● **WHAT NEEDS TO BE DONE**
Leaving the pictures aside, transcribe every line below exactly.

::: DATA TO PROCESS

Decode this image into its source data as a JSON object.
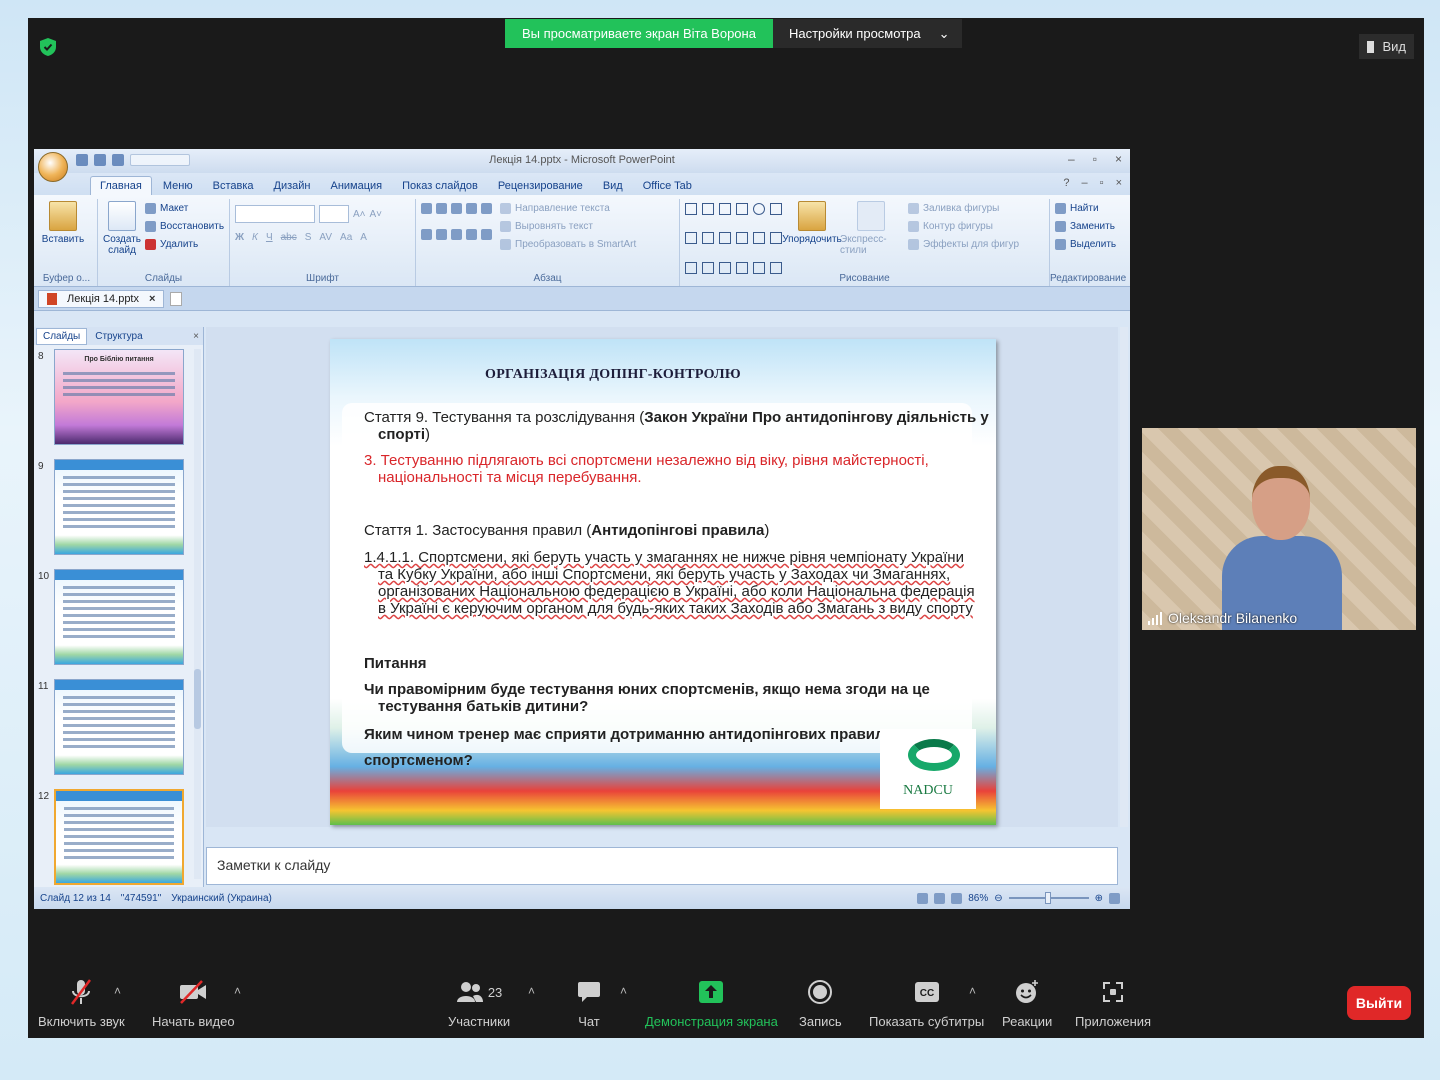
{
  "zoom": {
    "share_banner": "Вы просматриваете экран Віта Ворона",
    "view_options": "Настройки просмотра",
    "view_button": "Вид",
    "participant_name": "Oleksandr Bilanenko",
    "participants_count": "23",
    "toolbar": {
      "mute": "Включить звук",
      "video": "Начать видео",
      "participants": "Участники",
      "chat": "Чат",
      "share": "Демонстрация экрана",
      "record": "Запись",
      "captions": "Показать субтитры",
      "reactions": "Реакции",
      "apps": "Приложения",
      "leave": "Выйти"
    },
    "colors": {
      "share_green": "#22c25a",
      "leave_red": "#e02828"
    }
  },
  "ppt": {
    "window_title": "Лекція 14.pptx - Microsoft PowerPoint",
    "tabs": [
      "Главная",
      "Меню",
      "Вставка",
      "Дизайн",
      "Анимация",
      "Показ слайдов",
      "Рецензирование",
      "Вид",
      "Office Tab"
    ],
    "ribbon": {
      "paste": "Вставить",
      "clipboard": "Буфер о...",
      "new_slide": "Создать слайд",
      "layout": "Макет",
      "reset": "Восстановить",
      "delete": "Удалить",
      "slides_group": "Слайды",
      "font_group": "Шрифт",
      "text_direction": "Направление текста",
      "align_text": "Выровнять текст",
      "smartart": "Преобразовать в SmartArt",
      "paragraph_group": "Абзац",
      "arrange": "Упорядочить",
      "quick_styles": "Экспресс-стили",
      "shape_fill": "Заливка фигуры",
      "shape_outline": "Контур фигуры",
      "shape_effects": "Эффекты для фигур",
      "drawing_group": "Рисование",
      "find": "Найти",
      "replace": "Заменить",
      "select": "Выделить",
      "editing_group": "Редактирование"
    },
    "doc_tab": "Лекція 14.pptx",
    "panel_tabs": {
      "slides": "Слайды",
      "outline": "Структура"
    },
    "thumbnails": [
      {
        "num": "8",
        "title": "Про Біблію питання"
      },
      {
        "num": "9",
        "title": ""
      },
      {
        "num": "10",
        "title": ""
      },
      {
        "num": "11",
        "title": ""
      },
      {
        "num": "12",
        "title": ""
      }
    ],
    "slide": {
      "title": "ОРГАНІЗАЦІЯ ДОПІНГ-КОНТРОЛЮ",
      "l1a": "Стаття 9. Тестування та розслідування (",
      "l1b": "Закон України Про антидопінгову діяльність у",
      "l1c": "спорті",
      "l1d": ")",
      "l2a": "3. Тестуванню підлягають всі спортсмени незалежно від віку, рівня майстерності,",
      "l2b": "національності та місця перебування.",
      "l3a": "Стаття 1. Застосування правил (",
      "l3b": "Антидопінгові правила",
      "l3c": ")",
      "l4a": "1.4.1.1. Спортсмени, які беруть участь у змаганнях не нижче рівня чемпіонату України",
      "l4b": "та Кубку України, або інші Спортсмени, які беруть участь у Заходах чи Змаганнях,",
      "l4c": "організованих Національною федерацією в Україні, або коли Національна федерація",
      "l4d": "в Україні є керуючим органом для будь-яких таких Заходів або Змагань з виду спорту",
      "q_head": "Питання",
      "q1a": "Чи правомірним буде тестування юних спортсменів, якщо нема згоди на це",
      "q1b": "тестування батьків дитини?",
      "q2a": "Яким чином тренер має сприяти дотриманню антидопінгових правил",
      "q2b": "спортсменом?",
      "logo_text": "NADCU"
    },
    "notes_placeholder": "Заметки к слайду",
    "status": {
      "slide_pos": "Слайд 12 из 14",
      "theme": "\"474591\"",
      "language": "Украинский (Украина)",
      "zoom": "86%"
    }
  }
}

::::::

● **OUTPUT BELOW**
Decode this image into its source data as a JSON object.
{
  "zoom": {
    "share_banner": "Вы просматриваете экран Віта Ворона",
    "view_options": "Настройки просмотра",
    "view_button": "Вид",
    "participant_name": "Oleksandr Bilanenko",
    "participants_count": "23",
    "toolbar": {
      "mute": "Включить звук",
      "video": "Начать видео",
      "participants": "Участники",
      "chat": "Чат",
      "share": "Демонстрация экрана",
      "record": "Запись",
      "captions": "Показать субтитры",
      "reactions": "Реакции",
      "apps": "Приложения",
      "leave": "Выйти"
    },
    "colors": {
      "share_green": "#22c25a",
      "leave_red": "#e02828"
    }
  },
  "ppt": {
    "window_title": "Лекція 14.pptx - Microsoft PowerPoint",
    "tabs": [
      "Главная",
      "Меню",
      "Вставка",
      "Дизайн",
      "Анимация",
      "Показ слайдов",
      "Рецензирование",
      "Вид",
      "Office Tab"
    ],
    "ribbon": {
      "paste": "Вставить",
      "clipboard": "Буфер о...",
      "new_slide": "Создать слайд",
      "layout": "Макет",
      "reset": "Восстановить",
      "delete": "Удалить",
      "slides_group": "Слайды",
      "font_group": "Шрифт",
      "text_direction": "Направление текста",
      "align_text": "Выровнять текст",
      "smartart": "Преобразовать в SmartArt",
      "paragraph_group": "Абзац",
      "arrange": "Упорядочить",
      "quick_styles": "Экспресс-стили",
      "shape_fill": "Заливка фигуры",
      "shape_outline": "Контур фигуры",
      "shape_effects": "Эффекты для фигур",
      "drawing_group": "Рисование",
      "find": "Найти",
      "replace": "Заменить",
      "select": "Выделить",
      "editing_group": "Редактирование"
    },
    "doc_tab": "Лекція 14.pptx",
    "panel_tabs": {
      "slides": "Слайды",
      "outline": "Структура"
    },
    "thumbnails": [
      {
        "num": "8",
        "title": "Про Біблію питання"
      },
      {
        "num": "9",
        "title": ""
      },
      {
        "num": "10",
        "title": ""
      },
      {
        "num": "11",
        "title": ""
      },
      {
        "num": "12",
        "title": ""
      }
    ],
    "slide": {
      "title": "ОРГАНІЗАЦІЯ ДОПІНГ-КОНТРОЛЮ",
      "l1a": "Стаття 9. Тестування та розслідування (",
      "l1b": "Закон України Про антидопінгову діяльність у",
      "l1c": "спорті",
      "l1d": ")",
      "l2a": "3. Тестуванню підлягають всі спортсмени незалежно від віку, рівня майстерності,",
      "l2b": "національності та місця перебування.",
      "l3a": "Стаття 1. Застосування правил (",
      "l3b": "Антидопінгові правила",
      "l3c": ")",
      "l4a": "1.4.1.1. Спортсмени, які беруть участь у змаганнях не нижче рівня чемпіонату України",
      "l4b": "та Кубку України, або інші Спортсмени, які беруть участь у Заходах чи Змаганнях,",
      "l4c": "організованих Національною федерацією в Україні, або коли Національна федерація",
      "l4d": "в Україні є керуючим органом для будь-яких таких Заходів або Змагань з виду спорту",
      "q_head": "Питання",
      "q1a": "Чи правомірним буде тестування юних спортсменів, якщо нема згоди на це",
      "q1b": "тестування батьків дитини?",
      "q2a": "Яким чином тренер має сприяти дотриманню антидопінгових правил",
      "q2b": "спортсменом?",
      "logo_text": "NADCU"
    },
    "notes_placeholder": "Заметки к слайду",
    "status": {
      "slide_pos": "Слайд 12 из 14",
      "theme": "\"474591\"",
      "language": "Украинский (Украина)",
      "zoom": "86%"
    }
  }
}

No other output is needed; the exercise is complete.